Listed entries:

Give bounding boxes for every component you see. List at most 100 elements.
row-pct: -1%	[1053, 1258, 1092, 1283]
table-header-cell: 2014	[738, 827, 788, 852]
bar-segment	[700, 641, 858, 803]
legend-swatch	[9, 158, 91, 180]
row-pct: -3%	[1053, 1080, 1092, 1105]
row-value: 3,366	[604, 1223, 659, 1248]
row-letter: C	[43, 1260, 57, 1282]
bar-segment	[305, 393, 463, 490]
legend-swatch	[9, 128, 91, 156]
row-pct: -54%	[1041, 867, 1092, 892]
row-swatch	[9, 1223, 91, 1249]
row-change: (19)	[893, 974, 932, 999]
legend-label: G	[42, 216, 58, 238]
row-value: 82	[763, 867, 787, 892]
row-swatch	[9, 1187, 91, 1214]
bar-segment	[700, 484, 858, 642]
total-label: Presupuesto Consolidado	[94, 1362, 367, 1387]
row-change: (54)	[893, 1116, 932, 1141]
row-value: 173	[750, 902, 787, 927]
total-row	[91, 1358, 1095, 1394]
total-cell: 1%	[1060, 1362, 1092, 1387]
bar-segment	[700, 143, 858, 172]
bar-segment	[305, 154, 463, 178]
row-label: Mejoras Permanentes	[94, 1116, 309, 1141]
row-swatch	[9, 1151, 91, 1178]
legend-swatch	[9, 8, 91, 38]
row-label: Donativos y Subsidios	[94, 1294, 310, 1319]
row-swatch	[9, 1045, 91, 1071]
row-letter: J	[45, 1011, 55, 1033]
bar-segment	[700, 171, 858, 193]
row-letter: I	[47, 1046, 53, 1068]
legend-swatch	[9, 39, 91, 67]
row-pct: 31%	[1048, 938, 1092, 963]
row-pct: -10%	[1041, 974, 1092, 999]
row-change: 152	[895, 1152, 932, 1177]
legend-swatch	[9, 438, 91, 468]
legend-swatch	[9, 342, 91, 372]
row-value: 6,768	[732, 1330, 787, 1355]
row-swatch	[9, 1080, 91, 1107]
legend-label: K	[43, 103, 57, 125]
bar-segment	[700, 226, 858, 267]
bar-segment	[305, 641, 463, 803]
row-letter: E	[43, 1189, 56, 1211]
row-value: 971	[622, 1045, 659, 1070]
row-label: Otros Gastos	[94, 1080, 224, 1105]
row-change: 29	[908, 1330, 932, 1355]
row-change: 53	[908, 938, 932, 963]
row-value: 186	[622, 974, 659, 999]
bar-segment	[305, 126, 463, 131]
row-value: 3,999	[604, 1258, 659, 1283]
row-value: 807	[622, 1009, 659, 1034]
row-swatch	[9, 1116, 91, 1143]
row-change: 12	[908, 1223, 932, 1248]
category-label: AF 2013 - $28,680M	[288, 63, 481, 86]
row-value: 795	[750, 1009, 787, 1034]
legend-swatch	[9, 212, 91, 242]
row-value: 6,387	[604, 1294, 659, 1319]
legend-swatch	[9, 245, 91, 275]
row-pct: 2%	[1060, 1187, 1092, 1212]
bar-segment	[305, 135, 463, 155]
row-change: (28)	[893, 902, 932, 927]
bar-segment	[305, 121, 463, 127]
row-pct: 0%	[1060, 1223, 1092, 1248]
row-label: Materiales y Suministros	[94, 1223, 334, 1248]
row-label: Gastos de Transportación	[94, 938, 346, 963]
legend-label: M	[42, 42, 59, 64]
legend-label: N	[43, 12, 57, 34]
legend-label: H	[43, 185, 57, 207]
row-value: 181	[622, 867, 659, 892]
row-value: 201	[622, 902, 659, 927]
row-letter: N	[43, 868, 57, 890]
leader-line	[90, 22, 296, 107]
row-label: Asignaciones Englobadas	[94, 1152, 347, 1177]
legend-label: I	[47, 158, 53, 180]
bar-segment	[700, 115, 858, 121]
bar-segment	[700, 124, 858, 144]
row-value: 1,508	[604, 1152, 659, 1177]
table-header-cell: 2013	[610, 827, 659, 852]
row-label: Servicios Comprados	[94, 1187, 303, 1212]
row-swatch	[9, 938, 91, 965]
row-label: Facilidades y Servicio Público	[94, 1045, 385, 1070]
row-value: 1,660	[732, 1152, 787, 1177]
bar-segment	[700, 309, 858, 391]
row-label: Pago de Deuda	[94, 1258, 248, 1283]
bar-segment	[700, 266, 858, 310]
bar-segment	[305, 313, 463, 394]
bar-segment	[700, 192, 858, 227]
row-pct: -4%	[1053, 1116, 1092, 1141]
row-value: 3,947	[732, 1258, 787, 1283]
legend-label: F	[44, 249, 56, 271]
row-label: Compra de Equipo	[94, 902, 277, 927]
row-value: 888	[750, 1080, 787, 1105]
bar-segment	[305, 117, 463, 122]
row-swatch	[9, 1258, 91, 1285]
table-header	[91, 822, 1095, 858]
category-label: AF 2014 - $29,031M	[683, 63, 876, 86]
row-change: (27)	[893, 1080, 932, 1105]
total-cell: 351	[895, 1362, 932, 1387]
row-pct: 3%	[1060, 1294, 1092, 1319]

Exercise:
Copy out the rows above in full, changing "bar-segment" to "bar-block" wherever it occurs and keeping everything else the same.

Solution to the problem:
Give bounding boxes for every component you see. List at most 100 elements.
row-pct: -1%	[1053, 1258, 1092, 1283]
table-header-cell: 2014	[738, 827, 788, 852]
bar-block	[700, 641, 858, 803]
legend-swatch	[9, 158, 91, 180]
row-pct: -3%	[1053, 1080, 1092, 1105]
row-value: 3,366	[604, 1223, 659, 1248]
row-letter: C	[43, 1260, 57, 1282]
bar-block	[305, 393, 463, 490]
legend-swatch	[9, 128, 91, 156]
row-pct: -54%	[1041, 867, 1092, 892]
row-swatch	[9, 1223, 91, 1249]
row-change: (19)	[893, 974, 932, 999]
legend-label: G	[42, 216, 58, 238]
row-value: 82	[763, 867, 787, 892]
row-swatch	[9, 1187, 91, 1214]
bar-block	[700, 484, 858, 642]
total-label: Presupuesto Consolidado	[94, 1362, 367, 1387]
row-change: (54)	[893, 1116, 932, 1141]
row-value: 173	[750, 902, 787, 927]
total-row	[91, 1358, 1095, 1394]
total-cell: 1%	[1060, 1362, 1092, 1387]
bar-block	[700, 143, 858, 172]
bar-block	[305, 154, 463, 178]
row-label: Mejoras Permanentes	[94, 1116, 309, 1141]
row-swatch	[9, 1151, 91, 1178]
legend-swatch	[9, 8, 91, 38]
row-label: Donativos y Subsidios	[94, 1294, 310, 1319]
row-swatch	[9, 1045, 91, 1071]
row-letter: J	[45, 1011, 55, 1033]
bar-block	[700, 171, 858, 193]
row-letter: I	[47, 1046, 53, 1068]
legend-swatch	[9, 39, 91, 67]
row-pct: 31%	[1048, 938, 1092, 963]
row-pct: -10%	[1041, 974, 1092, 999]
row-change: 152	[895, 1152, 932, 1177]
legend-swatch	[9, 438, 91, 468]
legend-swatch	[9, 342, 91, 372]
row-value: 6,768	[732, 1330, 787, 1355]
row-swatch	[9, 1080, 91, 1107]
legend-label: K	[43, 103, 57, 125]
bar-block	[700, 226, 858, 267]
bar-block	[305, 641, 463, 803]
row-letter: E	[43, 1189, 56, 1211]
row-value: 971	[622, 1045, 659, 1070]
row-label: Otros Gastos	[94, 1080, 224, 1105]
row-change: 29	[908, 1330, 932, 1355]
row-change: 53	[908, 938, 932, 963]
row-value: 186	[622, 974, 659, 999]
bar-block	[305, 126, 463, 131]
row-value: 3,999	[604, 1258, 659, 1283]
row-value: 807	[622, 1009, 659, 1034]
row-swatch	[9, 1116, 91, 1143]
row-change: 12	[908, 1223, 932, 1248]
category-label: AF 2013 - $28,680M	[288, 63, 481, 86]
row-value: 795	[750, 1009, 787, 1034]
legend-swatch	[9, 212, 91, 242]
row-value: 6,387	[604, 1294, 659, 1319]
legend-swatch	[9, 245, 91, 275]
row-pct: 2%	[1060, 1187, 1092, 1212]
bar-block	[305, 135, 463, 155]
row-change: (28)	[893, 902, 932, 927]
bar-block	[305, 121, 463, 127]
row-pct: 0%	[1060, 1223, 1092, 1248]
row-label: Materiales y Suministros	[94, 1223, 334, 1248]
row-label: Gastos de Transportación	[94, 938, 346, 963]
legend-label: M	[42, 42, 59, 64]
legend-label: N	[43, 12, 57, 34]
legend-label: H	[43, 185, 57, 207]
row-value: 181	[622, 867, 659, 892]
row-value: 201	[622, 902, 659, 927]
row-letter: N	[43, 868, 57, 890]
leader-line	[90, 22, 296, 107]
row-label: Asignaciones Englobadas	[94, 1152, 347, 1177]
legend-label: I	[47, 158, 53, 180]
bar-block	[700, 115, 858, 121]
bar-block	[700, 124, 858, 144]
row-value: 1,508	[604, 1152, 659, 1177]
table-header-cell: 2013	[610, 827, 659, 852]
row-label: Servicios Comprados	[94, 1187, 303, 1212]
row-swatch	[9, 938, 91, 965]
row-label: Facilidades y Servicio Público	[94, 1045, 385, 1070]
row-value: 1,660	[732, 1152, 787, 1177]
bar-block	[700, 309, 858, 391]
row-label: Pago de Deuda	[94, 1258, 248, 1283]
bar-block	[700, 266, 858, 310]
bar-block	[305, 313, 463, 394]
bar-block	[700, 192, 858, 227]
row-pct: -4%	[1053, 1116, 1092, 1141]
row-value: 3,947	[732, 1258, 787, 1283]
legend-label: F	[44, 249, 56, 271]
row-label: Compra de Equipo	[94, 902, 277, 927]
row-value: 888	[750, 1080, 787, 1105]
bar-block	[305, 117, 463, 122]
row-swatch	[9, 1258, 91, 1285]
table-header	[91, 822, 1095, 858]
category-label: AF 2014 - $29,031M	[683, 63, 876, 86]
row-change: (27)	[893, 1080, 932, 1105]
total-cell: 351	[895, 1362, 932, 1387]
row-pct: 3%	[1060, 1294, 1092, 1319]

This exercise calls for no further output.